Task directions = Look through the data below and return each line where "image" appears.

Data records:
━━━

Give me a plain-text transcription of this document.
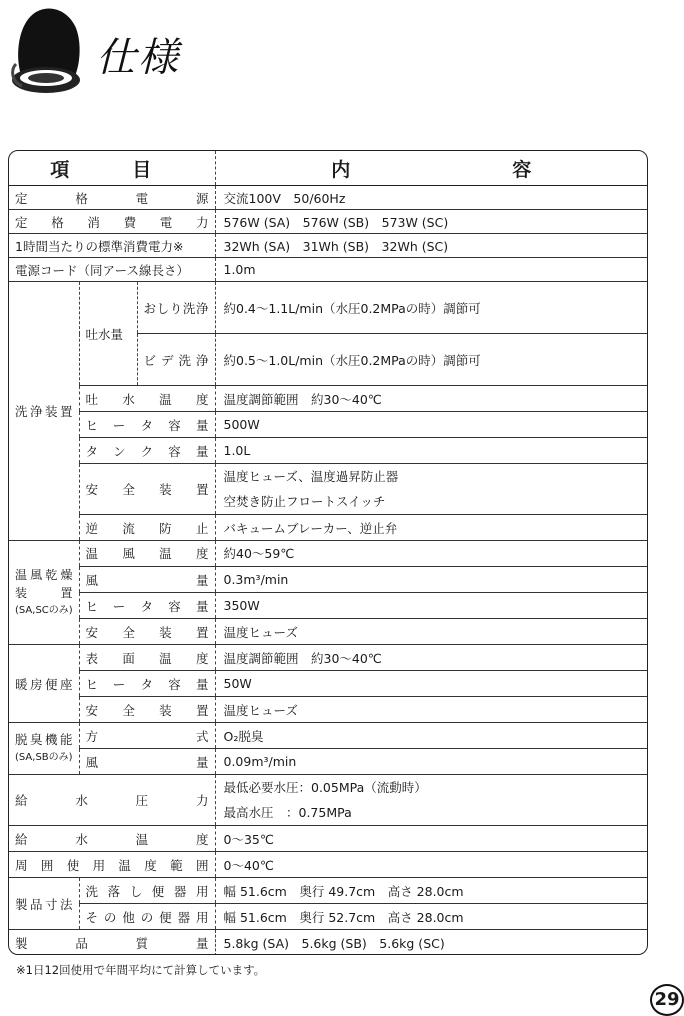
仕様
項　目			内　　容
定格電源			交流100V　50/60Hz
定格消費電力			576W (SA)　576W (SB)　573W (SC)
1時間当たりの標準消費電力※			32Wh (SA)　31Wh (SB)　32Wh (SC)
電源コード（同アース線長さ）			1.0m
洗浄装置	吐水量	おしり洗浄	約0.4〜1.1L/min（水圧0.2MPaの時）調節可
		ビデ洗浄	約0.5〜1.0L/min（水圧0.2MPaの時）調節可
	吐水温度		温度調節範囲　約30〜40℃
	ヒータ容量		500W
	タンク容量		1.0L
	安全装置		温度ヒューズ、温度過昇防止器
空焚き防止フロートスイッチ

	逆流防止		バキュームブレーカー、逆止弁

温風乾燥
装　置
(SA,SCのみ)	温風温度		約40〜59℃
	風量		0.3m³/min
	ヒータ容量		350W
	安全装置		温度ヒューズ
暖房便座	表面温度		温度調節範囲　約30〜40℃
	ヒータ容量		50W
	安全装置		温度ヒューズ

脱臭機能
(SA,SBのみ)	方式		O₂脱臭
	風量		0.09m³/min
給水圧力			最低必要水圧：0.05MPa（流動時）
最高水圧　：0.75MPa

給水温度			0〜35℃
周囲使用温度範囲			0〜40℃
製品寸法	洗落し便器用		幅 51.6cm　奥行 49.7cm　高さ 28.0cm
	その他の便器用		幅 51.6cm　奥行 52.7cm　高さ 28.0cm
製品質量			5.8kg (SA)　5.6kg (SB)　5.6kg (SC)
※1日12回使用で年間平均にて計算しています。
29
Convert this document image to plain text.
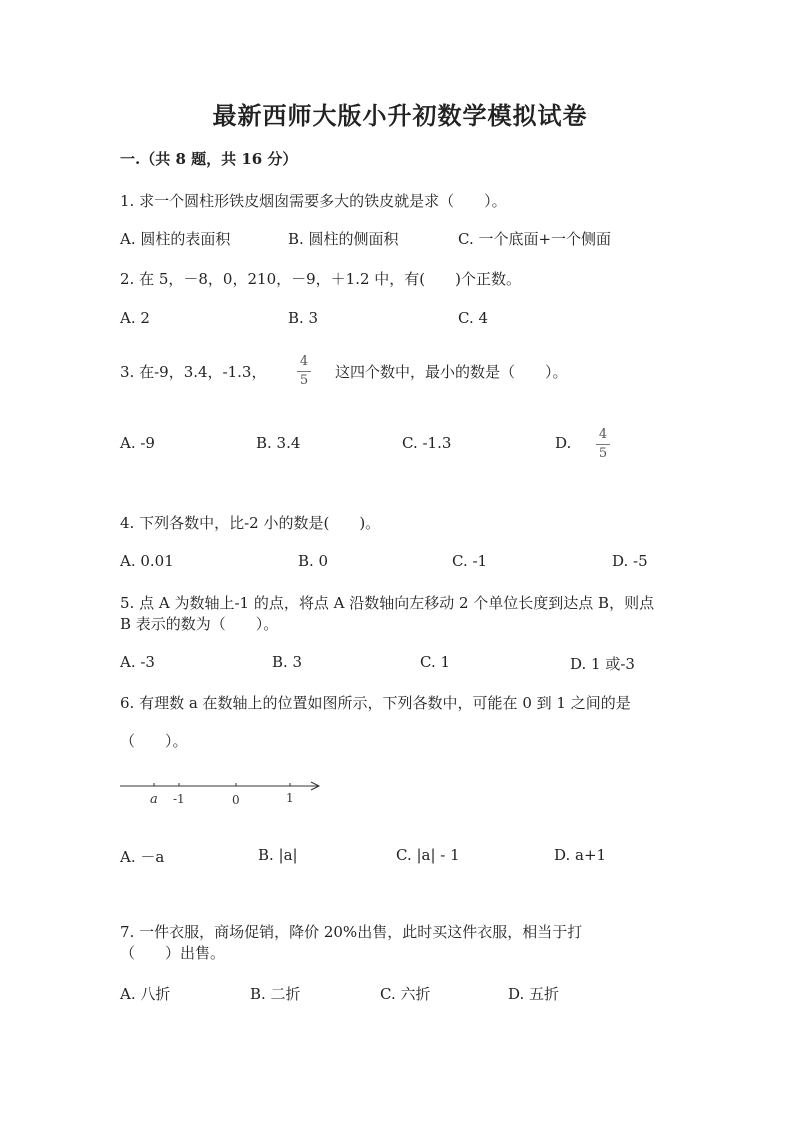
最新西师大版小升初数学模拟试卷
一.（共 8 题，共 16 分）
1. 求一个圆柱形铁皮烟囱需要多大的铁皮就是求（　　）。
A. 圆柱的表面积	B. 圆柱的侧面积	C. 一个底面+一个侧面
2. 在 5，－8，0，210，－9，＋1.2 中，有(　　)个正数。
A. 2	B. 3	C. 4
3. 在-9，3.4，-1.3，
4
5 这四个数中，最小的数是（　　）。
A. -9	B. 3.4	C. -1.3	D. 4
5
4. 下列各数中，比-2 小的数是(　　)。
A. 0.01	B. 0	C. -1	D. -5
5. 点 A 为数轴上-1 的点，将点 A 沿数轴向左移动 2 个单位长度到达点 B，则点
B 表示的数为（　　）。
A. -3	B. 3	C. 1	D. 1 或-3
6. 有理数 a 在数轴上的位置如图所示，下列各数中，可能在 0 到 1 之间的是
（　　）。
a -1	0	1
A. －a	B. |a|	C. |a| - 1	D. a+1
7. 一件衣服，商场促销，降价 20%出售，此时买这件衣服，相当于打
（　　）出售。
A. 八折	B. 二折	C. 六折	D. 五折
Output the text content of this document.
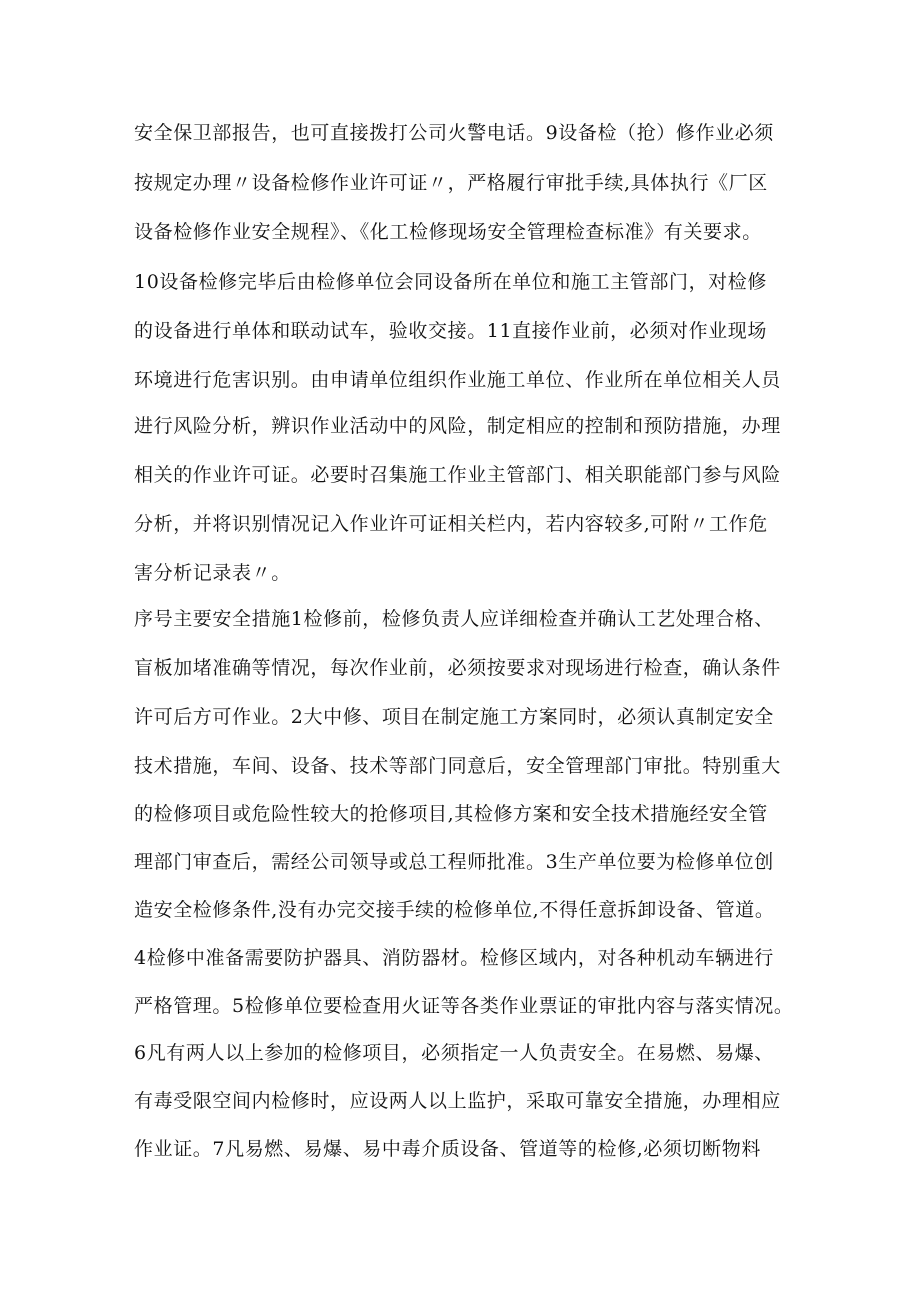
安全保卫部报告，也可直接拨打公司火警电话。9设备检（抢）修作业必须
按规定办理〃设备检修作业许可证〃，严格履行审批手续,具体执行《厂区
设备检修作业安全规程》、《化工检修现场安全管理检查标准》有关要求。
10设备检修完毕后由检修单位会同设备所在单位和施工主管部门，对检修
的设备进行单体和联动试车，验收交接。11直接作业前，必须对作业现场
环境进行危害识别。由申请单位组织作业施工单位、作业所在单位相关人员
进行风险分析，辨识作业活动中的风险，制定相应的控制和预防措施，办理
相关的作业许可证。必要时召集施工作业主管部门、相关职能部门参与风险
分析，并将识别情况记入作业许可证相关栏内，若内容较多,可附〃工作危
害分析记录表〃。
序号主要安全措施1检修前，检修负责人应详细检查并确认工艺处理合格、
盲板加堵准确等情况，每次作业前，必须按要求对现场进行检查，确认条件
许可后方可作业。2大中修、项目在制定施工方案同时，必须认真制定安全
技术措施，车间、设备、技术等部门同意后，安全管理部门审批。特别重大
的检修项目或危险性较大的抢修项目,其检修方案和安全技术措施经安全管
理部门审查后，需经公司领导或总工程师批准。3生产单位要为检修单位创
造安全检修条件,没有办完交接手续的检修单位,不得任意拆卸设备、管道。
4检修中准备需要防护器具、消防器材。检修区域内，对各种机动车辆进行
严格管理。5检修单位要检查用火证等各类作业票证的审批内容与落实情况。
6凡有两人以上参加的检修项目，必须指定一人负责安全。在易燃、易爆、
有毒受限空间内检修时，应设两人以上监护，采取可靠安全措施，办理相应
作业证。7凡易燃、易爆、易中毒介质设备、管道等的检修,必须切断物料
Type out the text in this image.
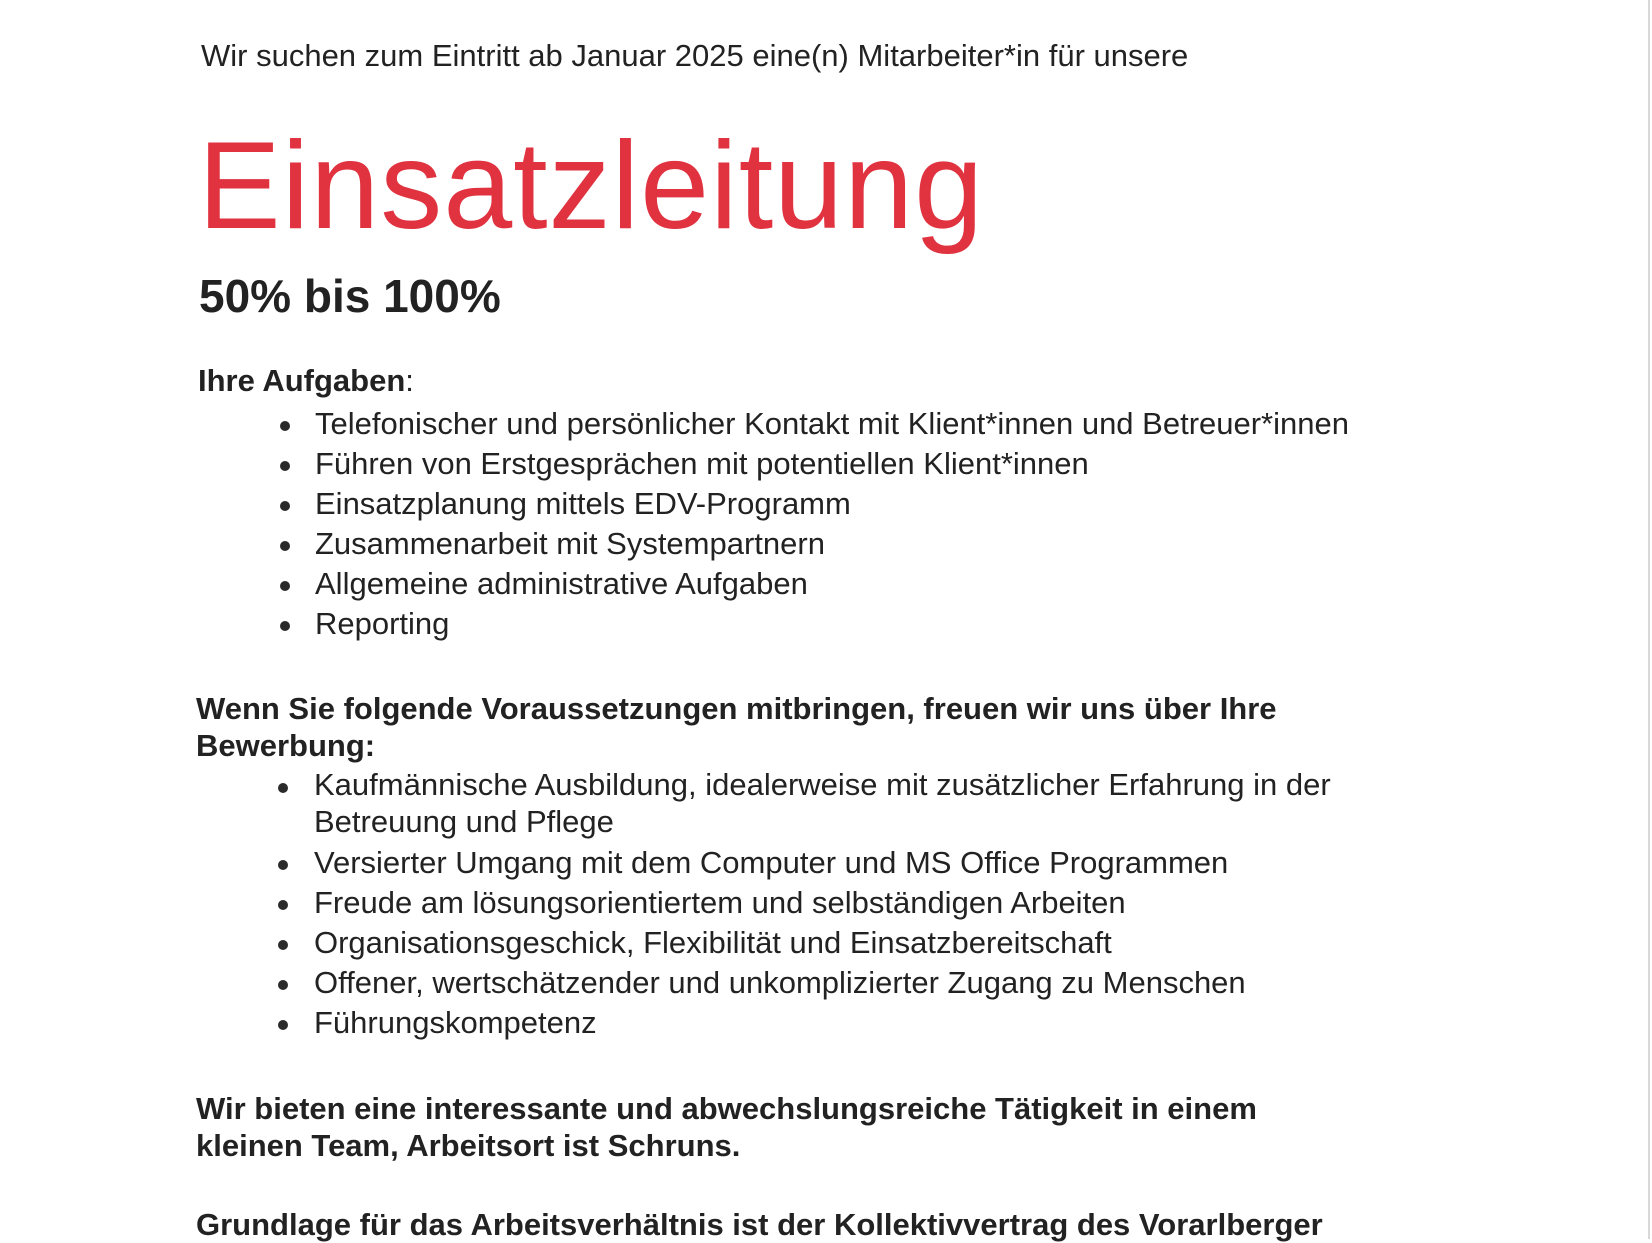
Wir suchen zum Eintritt ab Januar 2025 eine(n) Mitarbeiter*in für unsere
Einsatzleitung
50% bis 100%
Ihre Aufgaben:
Telefonischer und persönlicher Kontakt mit Klient*innen und Betreuer*innen
Führen von Erstgesprächen mit potentiellen Klient*innen
Einsatzplanung mittels EDV-Programm
Zusammenarbeit mit Systempartnern
Allgemeine administrative Aufgaben
Reporting
Wenn Sie folgende Voraussetzungen mitbringen, freuen wir uns über Ihre Bewerbung:
Kaufmännische Ausbildung, idealerweise mit zusätzlicher Erfahrung in der Betreuung und Pflege
Versierter Umgang mit dem Computer und MS Office Programmen
Freude am lösungsorientiertem und selbständigen Arbeiten
Organisationsgeschick, Flexibilität und Einsatzbereitschaft
Offener, wertschätzender und unkomplizierter Zugang zu Menschen
Führungskompetenz
Wir bieten eine interessante und abwechslungsreiche Tätigkeit in einem kleinen Team, Arbeitsort ist Schruns.
Grundlage für das Arbeitsverhältnis ist der Kollektivvertrag des Vorarlberger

━━━

Full solution =
Convert this document image to plain text.
Type out the text in this image.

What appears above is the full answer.